WORK TO BE COMPLETED
Restate the listing that follows word for word, without its pictures.

##### RECORDS SHOWN #####

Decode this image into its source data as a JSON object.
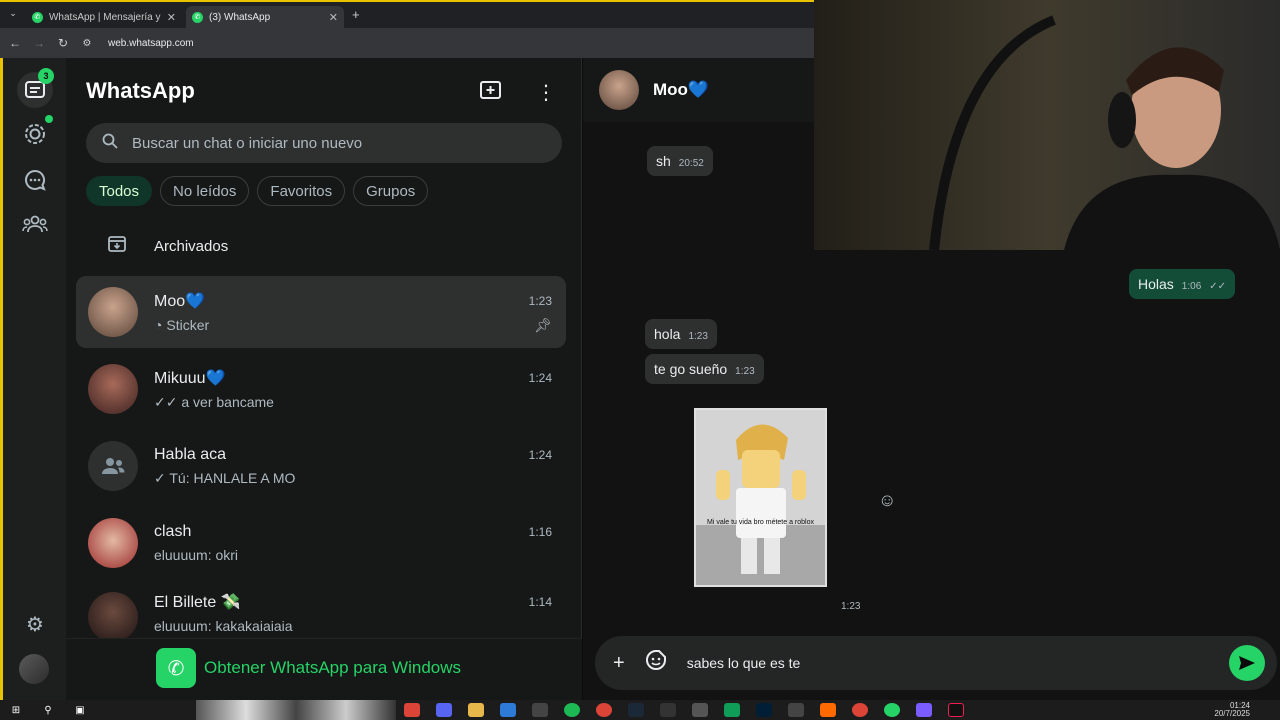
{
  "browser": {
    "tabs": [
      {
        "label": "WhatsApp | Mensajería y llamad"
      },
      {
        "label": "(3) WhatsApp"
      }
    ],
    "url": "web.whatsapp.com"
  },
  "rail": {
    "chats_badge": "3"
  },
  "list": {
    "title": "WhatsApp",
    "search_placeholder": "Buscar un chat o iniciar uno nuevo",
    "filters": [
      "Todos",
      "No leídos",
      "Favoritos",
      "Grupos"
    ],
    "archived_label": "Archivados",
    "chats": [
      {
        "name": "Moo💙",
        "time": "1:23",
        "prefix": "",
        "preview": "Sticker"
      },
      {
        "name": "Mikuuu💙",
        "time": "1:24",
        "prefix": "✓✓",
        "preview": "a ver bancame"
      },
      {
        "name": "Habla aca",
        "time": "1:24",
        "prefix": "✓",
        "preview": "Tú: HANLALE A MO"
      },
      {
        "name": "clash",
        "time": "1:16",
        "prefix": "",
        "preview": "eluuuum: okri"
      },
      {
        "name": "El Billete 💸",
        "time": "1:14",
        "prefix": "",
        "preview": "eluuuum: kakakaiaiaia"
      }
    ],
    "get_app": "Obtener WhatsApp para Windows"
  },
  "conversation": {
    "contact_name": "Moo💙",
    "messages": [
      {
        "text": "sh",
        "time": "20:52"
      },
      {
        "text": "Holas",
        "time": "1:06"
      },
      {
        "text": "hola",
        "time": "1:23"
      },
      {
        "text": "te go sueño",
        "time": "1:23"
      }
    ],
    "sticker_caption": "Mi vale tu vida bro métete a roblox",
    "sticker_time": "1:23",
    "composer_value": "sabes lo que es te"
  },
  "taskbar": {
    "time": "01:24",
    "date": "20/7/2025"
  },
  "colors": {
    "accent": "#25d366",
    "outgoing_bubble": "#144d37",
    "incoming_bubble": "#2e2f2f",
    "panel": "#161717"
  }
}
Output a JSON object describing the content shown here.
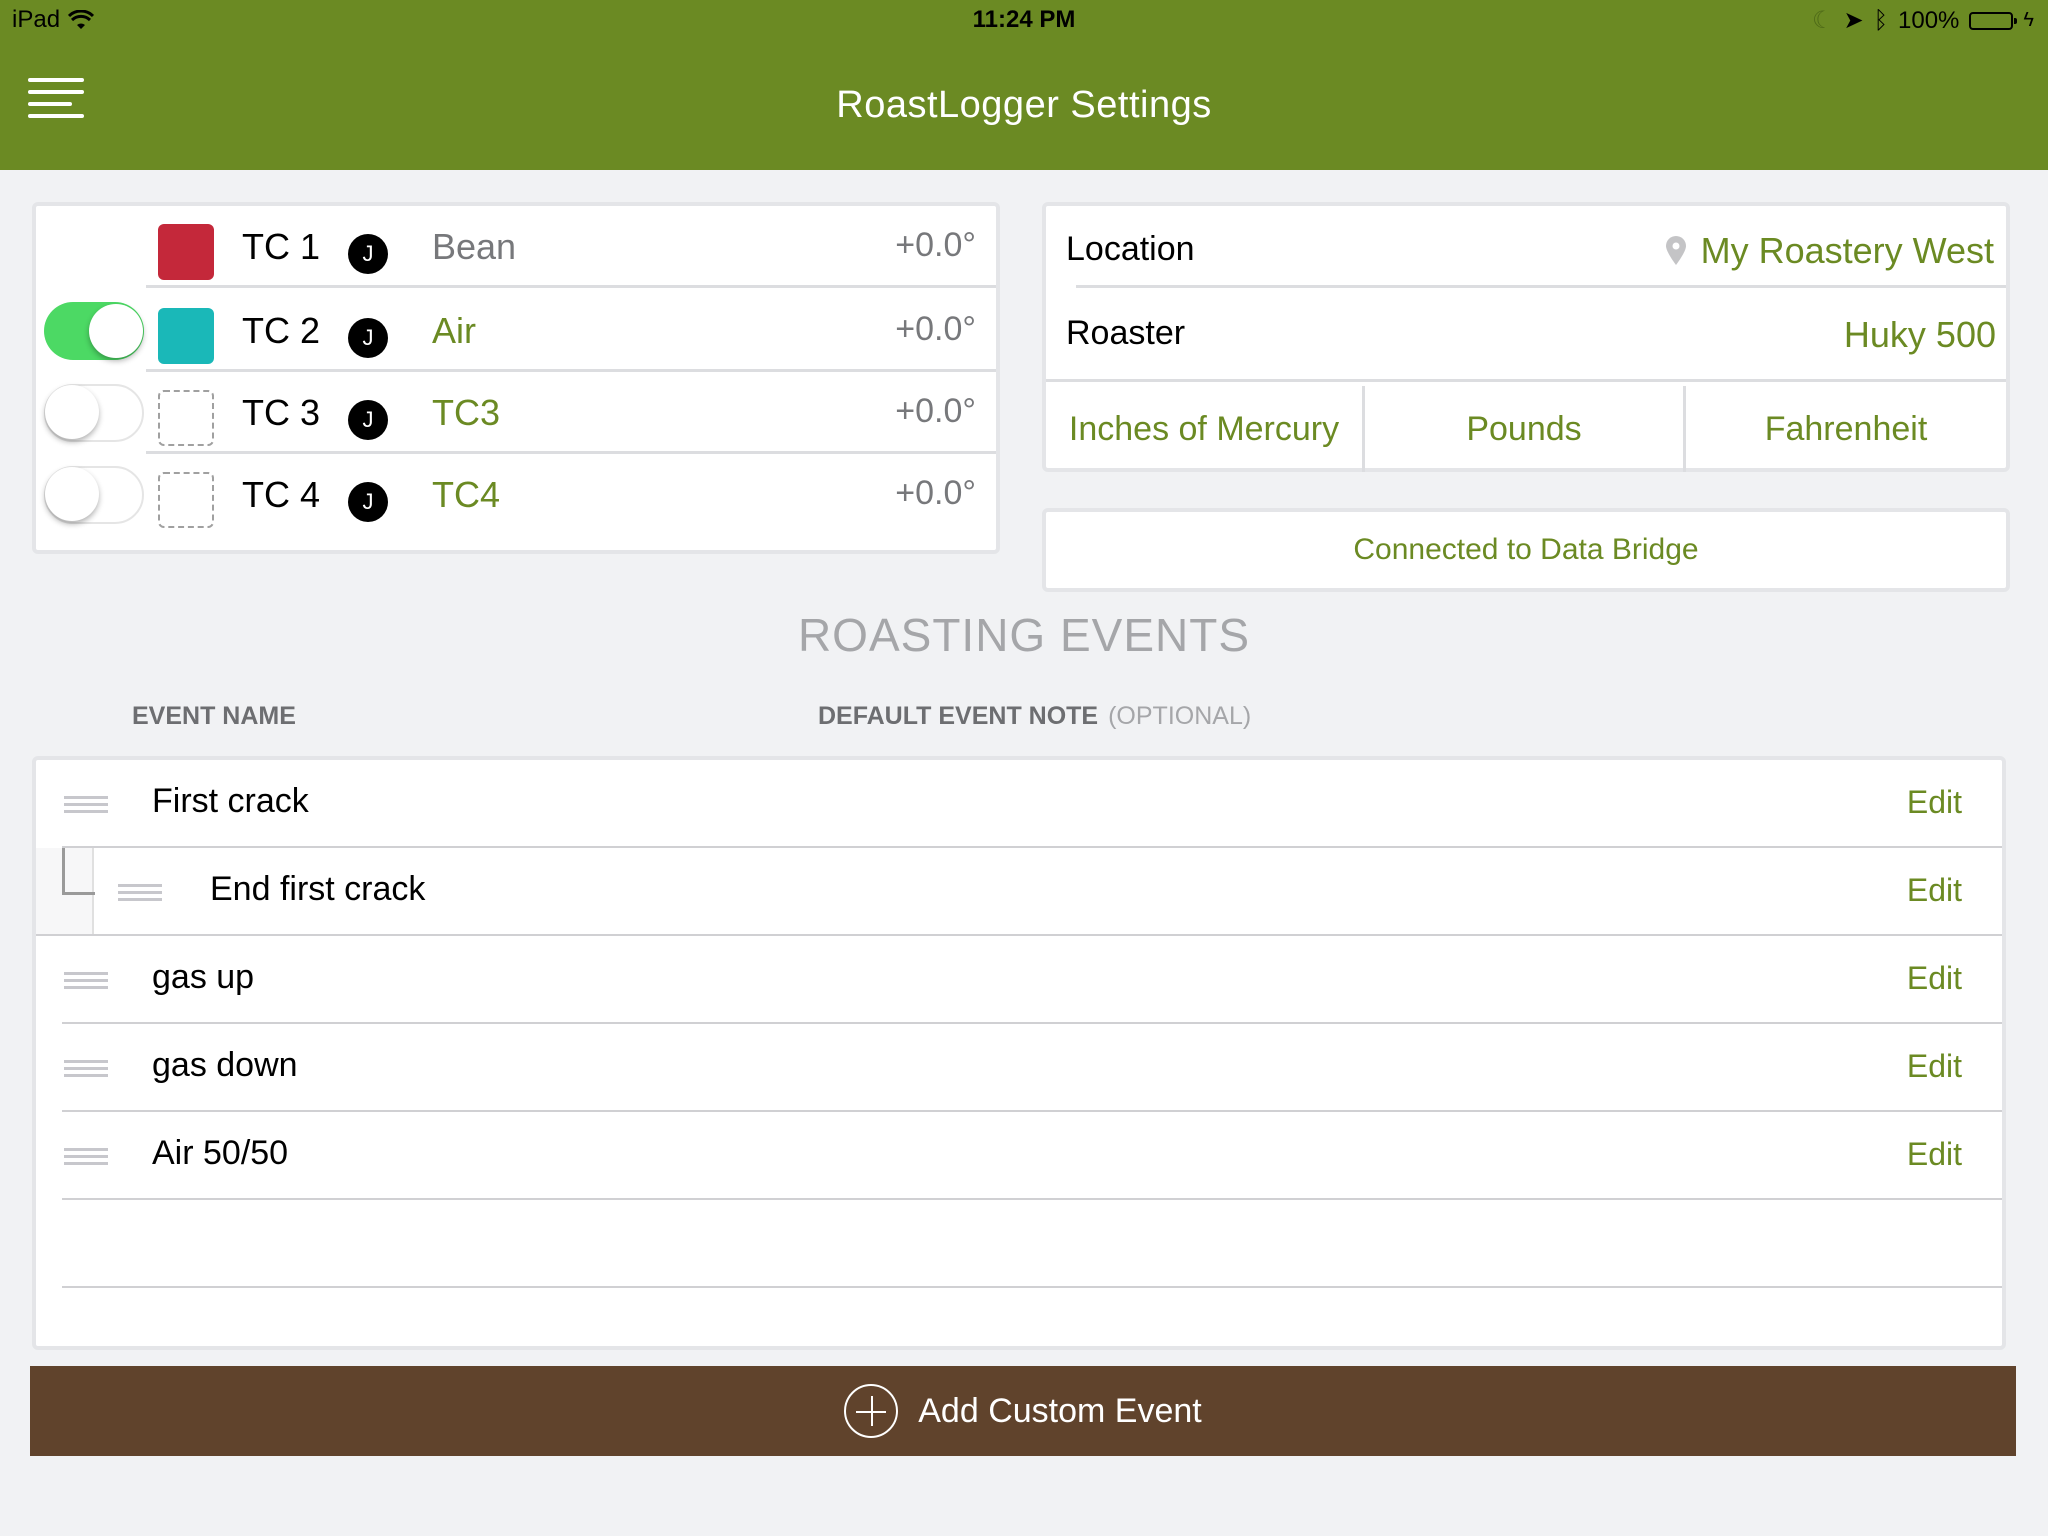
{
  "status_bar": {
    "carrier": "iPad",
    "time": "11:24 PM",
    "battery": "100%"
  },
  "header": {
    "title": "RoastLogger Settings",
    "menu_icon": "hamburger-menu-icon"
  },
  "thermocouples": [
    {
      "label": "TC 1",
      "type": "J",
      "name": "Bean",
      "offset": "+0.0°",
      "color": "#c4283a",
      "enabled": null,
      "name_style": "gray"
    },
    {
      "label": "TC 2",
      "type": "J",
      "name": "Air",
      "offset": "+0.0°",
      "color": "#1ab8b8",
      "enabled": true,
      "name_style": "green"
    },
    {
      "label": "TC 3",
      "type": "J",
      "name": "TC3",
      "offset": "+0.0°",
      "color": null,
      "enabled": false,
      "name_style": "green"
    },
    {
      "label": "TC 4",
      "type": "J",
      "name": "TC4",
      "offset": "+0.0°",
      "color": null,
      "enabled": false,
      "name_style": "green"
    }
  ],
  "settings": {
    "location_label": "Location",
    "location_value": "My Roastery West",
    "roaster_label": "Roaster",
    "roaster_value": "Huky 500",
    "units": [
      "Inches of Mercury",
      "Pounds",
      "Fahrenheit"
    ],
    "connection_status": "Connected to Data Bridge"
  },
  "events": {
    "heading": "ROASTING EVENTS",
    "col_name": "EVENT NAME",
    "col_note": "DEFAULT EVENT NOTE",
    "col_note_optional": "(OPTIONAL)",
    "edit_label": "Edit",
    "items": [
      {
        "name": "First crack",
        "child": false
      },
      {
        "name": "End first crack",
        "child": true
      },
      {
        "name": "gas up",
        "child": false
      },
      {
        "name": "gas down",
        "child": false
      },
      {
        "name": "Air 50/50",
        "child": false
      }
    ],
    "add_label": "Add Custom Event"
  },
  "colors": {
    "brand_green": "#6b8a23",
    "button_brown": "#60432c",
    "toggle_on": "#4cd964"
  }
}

#####

WRITTEN RESPONSE
Decode this image into its source data as a JSON object.
{
  "browser": {
    "tabs": [
      {
        "label": "WhatsApp | Mensajería y llamad"
      },
      {
        "label": "(3) WhatsApp"
      }
    ],
    "url": "web.whatsapp.com"
  },
  "rail": {
    "chats_badge": "3"
  },
  "list": {
    "title": "WhatsApp",
    "search_placeholder": "Buscar un chat o iniciar uno nuevo",
    "filters": [
      "Todos",
      "No leídos",
      "Favoritos",
      "Grupos"
    ],
    "archived_label": "Archivados",
    "chats": [
      {
        "name": "Moo💙",
        "time": "1:23",
        "prefix": "",
        "preview": "Sticker"
      },
      {
        "name": "Mikuuu💙",
        "time": "1:24",
        "prefix": "✓✓",
        "preview": "a ver bancame"
      },
      {
        "name": "Habla aca",
        "time": "1:24",
        "prefix": "✓",
        "preview": "Tú: HANLALE A MO"
      },
      {
        "name": "clash",
        "time": "1:16",
        "prefix": "",
        "preview": "eluuuum: okri"
      },
      {
        "name": "El Billete 💸",
        "time": "1:14",
        "prefix": "",
        "preview": "eluuuum: kakakaiaiaia"
      }
    ],
    "get_app": "Obtener WhatsApp para Windows"
  },
  "conversation": {
    "contact_name": "Moo💙",
    "messages": [
      {
        "text": "sh",
        "time": "20:52"
      },
      {
        "text": "Holas",
        "time": "1:06"
      },
      {
        "text": "hola",
        "time": "1:23"
      },
      {
        "text": "te go sueño",
        "time": "1:23"
      }
    ],
    "sticker_caption": "Mi vale tu vida bro métete a roblox",
    "sticker_time": "1:23",
    "composer_value": "sabes lo que es te"
  },
  "taskbar": {
    "time": "01:24",
    "date": "20/7/2025"
  },
  "colors": {
    "accent": "#25d366",
    "outgoing_bubble": "#144d37",
    "incoming_bubble": "#2e2f2f",
    "panel": "#161717"
  }
}
Output a JSON object describing the content shown here.
{
  "status_bar": {
    "carrier": "iPad",
    "time": "11:24 PM",
    "battery": "100%"
  },
  "header": {
    "title": "RoastLogger Settings",
    "menu_icon": "hamburger-menu-icon"
  },
  "thermocouples": [
    {
      "label": "TC 1",
      "type": "J",
      "name": "Bean",
      "offset": "+0.0°",
      "color": "#c4283a",
      "enabled": null,
      "name_style": "gray"
    },
    {
      "label": "TC 2",
      "type": "J",
      "name": "Air",
      "offset": "+0.0°",
      "color": "#1ab8b8",
      "enabled": true,
      "name_style": "green"
    },
    {
      "label": "TC 3",
      "type": "J",
      "name": "TC3",
      "offset": "+0.0°",
      "color": null,
      "enabled": false,
      "name_style": "green"
    },
    {
      "label": "TC 4",
      "type": "J",
      "name": "TC4",
      "offset": "+0.0°",
      "color": null,
      "enabled": false,
      "name_style": "green"
    }
  ],
  "settings": {
    "location_label": "Location",
    "location_value": "My Roastery West",
    "roaster_label": "Roaster",
    "roaster_value": "Huky 500",
    "units": [
      "Inches of Mercury",
      "Pounds",
      "Fahrenheit"
    ],
    "connection_status": "Connected to Data Bridge"
  },
  "events": {
    "heading": "ROASTING EVENTS",
    "col_name": "EVENT NAME",
    "col_note": "DEFAULT EVENT NOTE",
    "col_note_optional": "(OPTIONAL)",
    "edit_label": "Edit",
    "items": [
      {
        "name": "First crack",
        "child": false
      },
      {
        "name": "End first crack",
        "child": true
      },
      {
        "name": "gas up",
        "child": false
      },
      {
        "name": "gas down",
        "child": false
      },
      {
        "name": "Air 50/50",
        "child": false
      }
    ],
    "add_label": "Add Custom Event"
  },
  "colors": {
    "brand_green": "#6b8a23",
    "button_brown": "#60432c",
    "toggle_on": "#4cd964"
  }
}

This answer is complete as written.